Directive: Where the word "shortlist" occurs in a line, return that line.

Data:
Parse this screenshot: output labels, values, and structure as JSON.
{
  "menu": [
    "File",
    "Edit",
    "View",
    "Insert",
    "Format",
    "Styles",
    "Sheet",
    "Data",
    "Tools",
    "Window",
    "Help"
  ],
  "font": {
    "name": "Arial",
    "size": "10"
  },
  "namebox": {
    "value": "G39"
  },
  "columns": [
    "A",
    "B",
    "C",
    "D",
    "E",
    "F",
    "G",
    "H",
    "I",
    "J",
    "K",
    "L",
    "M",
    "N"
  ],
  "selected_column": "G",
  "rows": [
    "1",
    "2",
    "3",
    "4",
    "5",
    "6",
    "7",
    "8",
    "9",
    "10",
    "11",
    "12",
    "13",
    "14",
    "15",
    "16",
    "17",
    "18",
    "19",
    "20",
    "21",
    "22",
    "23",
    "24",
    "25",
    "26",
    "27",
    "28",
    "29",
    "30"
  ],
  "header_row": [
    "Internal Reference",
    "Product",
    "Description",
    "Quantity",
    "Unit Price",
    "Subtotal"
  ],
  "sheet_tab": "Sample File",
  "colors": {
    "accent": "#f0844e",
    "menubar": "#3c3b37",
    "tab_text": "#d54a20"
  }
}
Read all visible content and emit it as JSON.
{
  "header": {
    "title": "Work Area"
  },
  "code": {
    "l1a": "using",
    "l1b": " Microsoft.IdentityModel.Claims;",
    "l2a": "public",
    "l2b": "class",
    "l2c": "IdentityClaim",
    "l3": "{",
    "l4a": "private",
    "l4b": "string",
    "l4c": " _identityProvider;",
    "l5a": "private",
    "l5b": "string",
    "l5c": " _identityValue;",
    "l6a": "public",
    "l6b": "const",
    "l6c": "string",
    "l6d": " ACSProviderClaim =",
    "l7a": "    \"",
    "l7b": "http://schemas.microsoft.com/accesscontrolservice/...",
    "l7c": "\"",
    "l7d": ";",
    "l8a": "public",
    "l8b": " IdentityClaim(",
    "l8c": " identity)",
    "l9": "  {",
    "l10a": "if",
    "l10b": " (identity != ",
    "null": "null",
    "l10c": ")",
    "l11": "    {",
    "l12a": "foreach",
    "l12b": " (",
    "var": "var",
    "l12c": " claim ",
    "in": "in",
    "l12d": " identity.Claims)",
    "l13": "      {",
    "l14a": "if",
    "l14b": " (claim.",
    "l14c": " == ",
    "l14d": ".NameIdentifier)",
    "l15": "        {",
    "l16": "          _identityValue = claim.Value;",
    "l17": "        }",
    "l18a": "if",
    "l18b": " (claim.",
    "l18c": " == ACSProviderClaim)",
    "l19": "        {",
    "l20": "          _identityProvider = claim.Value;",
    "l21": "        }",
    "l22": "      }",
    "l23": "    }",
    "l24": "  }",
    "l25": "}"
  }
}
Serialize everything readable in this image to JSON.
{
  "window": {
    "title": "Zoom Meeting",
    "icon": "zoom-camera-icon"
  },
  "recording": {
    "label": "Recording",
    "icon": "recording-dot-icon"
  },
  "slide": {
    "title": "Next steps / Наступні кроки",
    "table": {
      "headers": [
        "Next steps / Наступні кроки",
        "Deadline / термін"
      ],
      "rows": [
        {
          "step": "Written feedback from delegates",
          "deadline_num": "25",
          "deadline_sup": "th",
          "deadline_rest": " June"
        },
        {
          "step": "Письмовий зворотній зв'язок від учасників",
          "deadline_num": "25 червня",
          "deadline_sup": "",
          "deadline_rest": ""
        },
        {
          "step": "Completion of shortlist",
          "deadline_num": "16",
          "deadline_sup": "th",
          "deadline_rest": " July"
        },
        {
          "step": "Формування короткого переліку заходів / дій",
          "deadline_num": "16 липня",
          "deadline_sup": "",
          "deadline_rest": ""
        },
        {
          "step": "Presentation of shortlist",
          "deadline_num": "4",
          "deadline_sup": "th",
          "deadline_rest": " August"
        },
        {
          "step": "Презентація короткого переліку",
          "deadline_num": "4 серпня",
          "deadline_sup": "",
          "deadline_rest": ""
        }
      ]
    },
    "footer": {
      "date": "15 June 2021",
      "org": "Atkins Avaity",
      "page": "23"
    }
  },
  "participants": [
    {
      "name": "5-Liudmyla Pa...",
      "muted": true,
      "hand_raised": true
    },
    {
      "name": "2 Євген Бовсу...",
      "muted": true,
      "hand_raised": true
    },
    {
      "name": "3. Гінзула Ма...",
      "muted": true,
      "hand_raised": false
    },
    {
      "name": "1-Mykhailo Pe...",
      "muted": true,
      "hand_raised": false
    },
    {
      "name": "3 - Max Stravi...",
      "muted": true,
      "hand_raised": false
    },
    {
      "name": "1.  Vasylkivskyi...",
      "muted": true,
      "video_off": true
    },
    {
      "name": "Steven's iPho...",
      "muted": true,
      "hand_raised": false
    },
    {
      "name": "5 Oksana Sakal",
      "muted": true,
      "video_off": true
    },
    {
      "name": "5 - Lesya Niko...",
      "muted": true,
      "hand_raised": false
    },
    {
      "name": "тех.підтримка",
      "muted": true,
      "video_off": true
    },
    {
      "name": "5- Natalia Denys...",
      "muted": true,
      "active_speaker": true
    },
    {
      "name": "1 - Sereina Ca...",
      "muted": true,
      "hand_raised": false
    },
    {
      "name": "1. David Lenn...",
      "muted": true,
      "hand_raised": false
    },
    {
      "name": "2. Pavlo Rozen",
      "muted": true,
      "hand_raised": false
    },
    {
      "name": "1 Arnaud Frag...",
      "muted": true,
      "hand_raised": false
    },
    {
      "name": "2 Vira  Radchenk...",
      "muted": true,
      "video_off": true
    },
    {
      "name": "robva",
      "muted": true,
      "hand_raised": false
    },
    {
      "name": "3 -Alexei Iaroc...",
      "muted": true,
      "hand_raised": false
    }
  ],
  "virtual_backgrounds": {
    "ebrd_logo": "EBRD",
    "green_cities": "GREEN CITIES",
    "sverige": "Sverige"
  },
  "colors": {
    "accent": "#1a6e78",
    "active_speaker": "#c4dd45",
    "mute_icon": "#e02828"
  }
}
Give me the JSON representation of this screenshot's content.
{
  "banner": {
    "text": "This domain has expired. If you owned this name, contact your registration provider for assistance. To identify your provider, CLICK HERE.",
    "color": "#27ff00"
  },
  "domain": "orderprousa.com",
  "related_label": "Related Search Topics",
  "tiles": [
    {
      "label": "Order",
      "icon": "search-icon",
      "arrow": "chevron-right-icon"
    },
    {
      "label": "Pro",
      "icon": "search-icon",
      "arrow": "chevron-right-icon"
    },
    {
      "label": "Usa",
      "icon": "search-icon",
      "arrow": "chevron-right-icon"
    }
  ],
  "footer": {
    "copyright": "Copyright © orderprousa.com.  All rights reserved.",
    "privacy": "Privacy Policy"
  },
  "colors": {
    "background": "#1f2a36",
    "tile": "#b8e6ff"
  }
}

The output:
          "step": "Completion of shortlist",
          "step": "Presentation of shortlist",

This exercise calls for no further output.